# WHAT TO WORK ON
All of the data should be repeated exactly; pictures are not part of the copy.

A block of data:
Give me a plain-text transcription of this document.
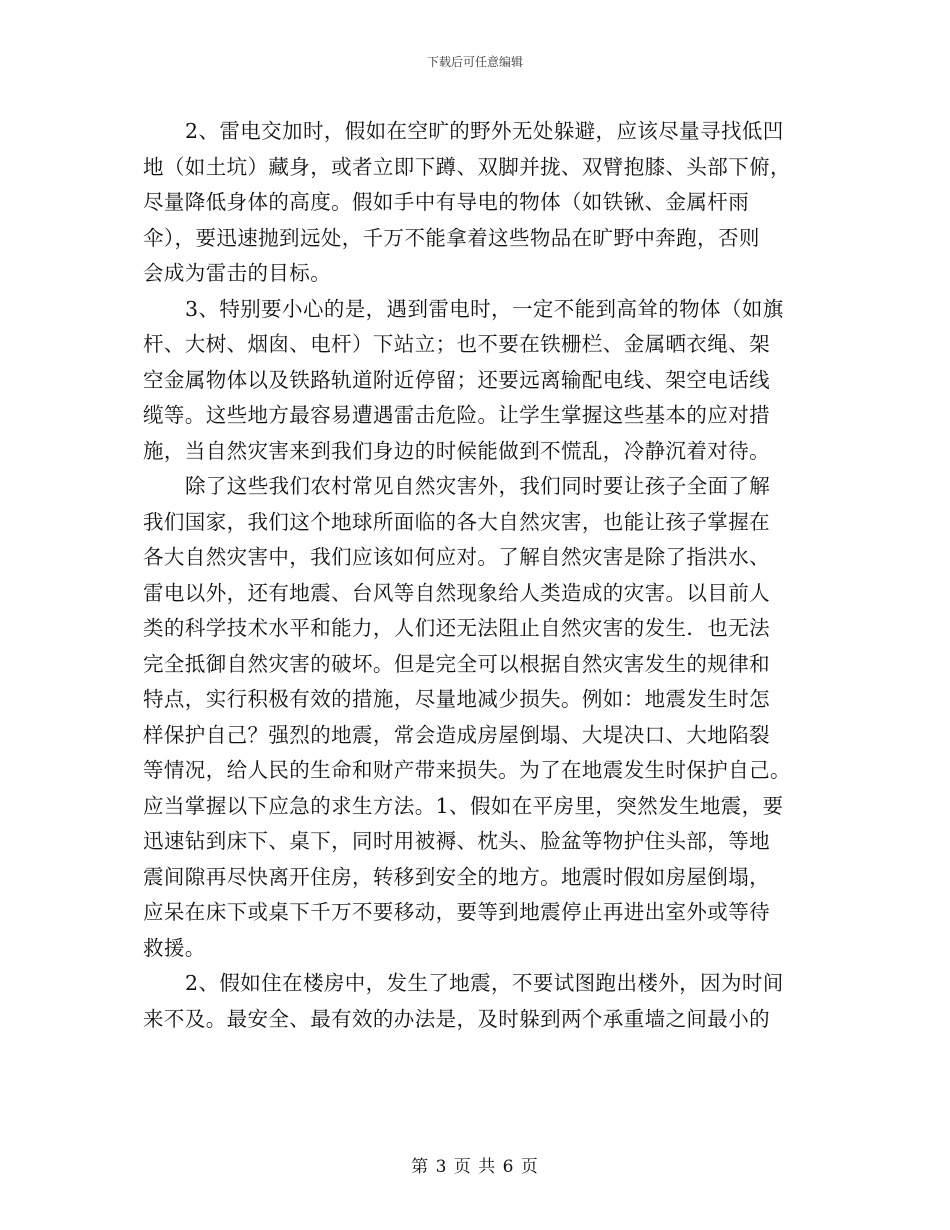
下载后可任意编辑
2、雷电交加时，假如在空旷的野外无处躲避，应该尽量寻找低凹
地（如土坑）藏身，或者立即下蹲、双脚并拢、双臂抱膝、头部下俯，
尽量降低身体的高度。假如手中有导电的物体（如铁锹、金属杆雨
伞），要迅速抛到远处，千万不能拿着这些物品在旷野中奔跑，否则
会成为雷击的目标。
3、特别要小心的是，遇到雷电时，一定不能到高耸的物体（如旗
杆、大树、烟囱、电杆）下站立；也不要在铁栅栏、金属晒衣绳、架
空金属物体以及铁路轨道附近停留；还要远离输配电线、架空电话线
缆等。这些地方最容易遭遇雷击危险。让学生掌握这些基本的应对措
施，当自然灾害来到我们身边的时候能做到不慌乱，冷静沉着对待。
除了这些我们农村常见自然灾害外，我们同时要让孩子全面了解
我们国家，我们这个地球所面临的各大自然灾害，也能让孩子掌握在
各大自然灾害中，我们应该如何应对。了解自然灾害是除了指洪水、
雷电以外，还有地震、台风等自然现象给人类造成的灾害。以目前人
类的科学技术水平和能力，人们还无法阻止自然灾害的发生．也无法
完全抵御自然灾害的破坏。但是完全可以根据自然灾害发生的规律和
特点，实行积极有效的措施，尽量地减少损失。例如：地震发生时怎
样保护自己？强烈的地震，常会造成房屋倒塌、大堤决口、大地陷裂
等情况，给人民的生命和财产带来损失。为了在地震发生时保护自己。
应当掌握以下应急的求生方法。1、假如在平房里，突然发生地震，要
迅速钻到床下、桌下，同时用被褥、枕头、脸盆等物护住头部，等地
震间隙再尽快离开住房，转移到安全的地方。地震时假如房屋倒塌，
应呆在床下或桌下千万不要移动，要等到地震停止再进出室外或等待
救援。
2、假如住在楼房中，发生了地震，不要试图跑出楼外，因为时间
来不及。最安全、最有效的办法是，及时躲到两个承重墙之间最小的
第 3 页 共 6 页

# TASK RESULT
Give me a plain-text transcription of this document.
下载后可任意编辑
2、雷电交加时，假如在空旷的野外无处躲避，应该尽量寻找低凹
地（如土坑）藏身，或者立即下蹲、双脚并拢、双臂抱膝、头部下俯，
尽量降低身体的高度。假如手中有导电的物体（如铁锹、金属杆雨
伞），要迅速抛到远处，千万不能拿着这些物品在旷野中奔跑，否则
会成为雷击的目标。
3、特别要小心的是，遇到雷电时，一定不能到高耸的物体（如旗
杆、大树、烟囱、电杆）下站立；也不要在铁栅栏、金属晒衣绳、架
空金属物体以及铁路轨道附近停留；还要远离输配电线、架空电话线
缆等。这些地方最容易遭遇雷击危险。让学生掌握这些基本的应对措
施，当自然灾害来到我们身边的时候能做到不慌乱，冷静沉着对待。
除了这些我们农村常见自然灾害外，我们同时要让孩子全面了解
我们国家，我们这个地球所面临的各大自然灾害，也能让孩子掌握在
各大自然灾害中，我们应该如何应对。了解自然灾害是除了指洪水、
雷电以外，还有地震、台风等自然现象给人类造成的灾害。以目前人
类的科学技术水平和能力，人们还无法阻止自然灾害的发生．也无法
完全抵御自然灾害的破坏。但是完全可以根据自然灾害发生的规律和
特点，实行积极有效的措施，尽量地减少损失。例如：地震发生时怎
样保护自己？强烈的地震，常会造成房屋倒塌、大堤决口、大地陷裂
等情况，给人民的生命和财产带来损失。为了在地震发生时保护自己。
应当掌握以下应急的求生方法。1、假如在平房里，突然发生地震，要
迅速钻到床下、桌下，同时用被褥、枕头、脸盆等物护住头部，等地
震间隙再尽快离开住房，转移到安全的地方。地震时假如房屋倒塌，
应呆在床下或桌下千万不要移动，要等到地震停止再进出室外或等待
救援。
2、假如住在楼房中，发生了地震，不要试图跑出楼外，因为时间
来不及。最安全、最有效的办法是，及时躲到两个承重墙之间最小的
第 3 页 共 6 页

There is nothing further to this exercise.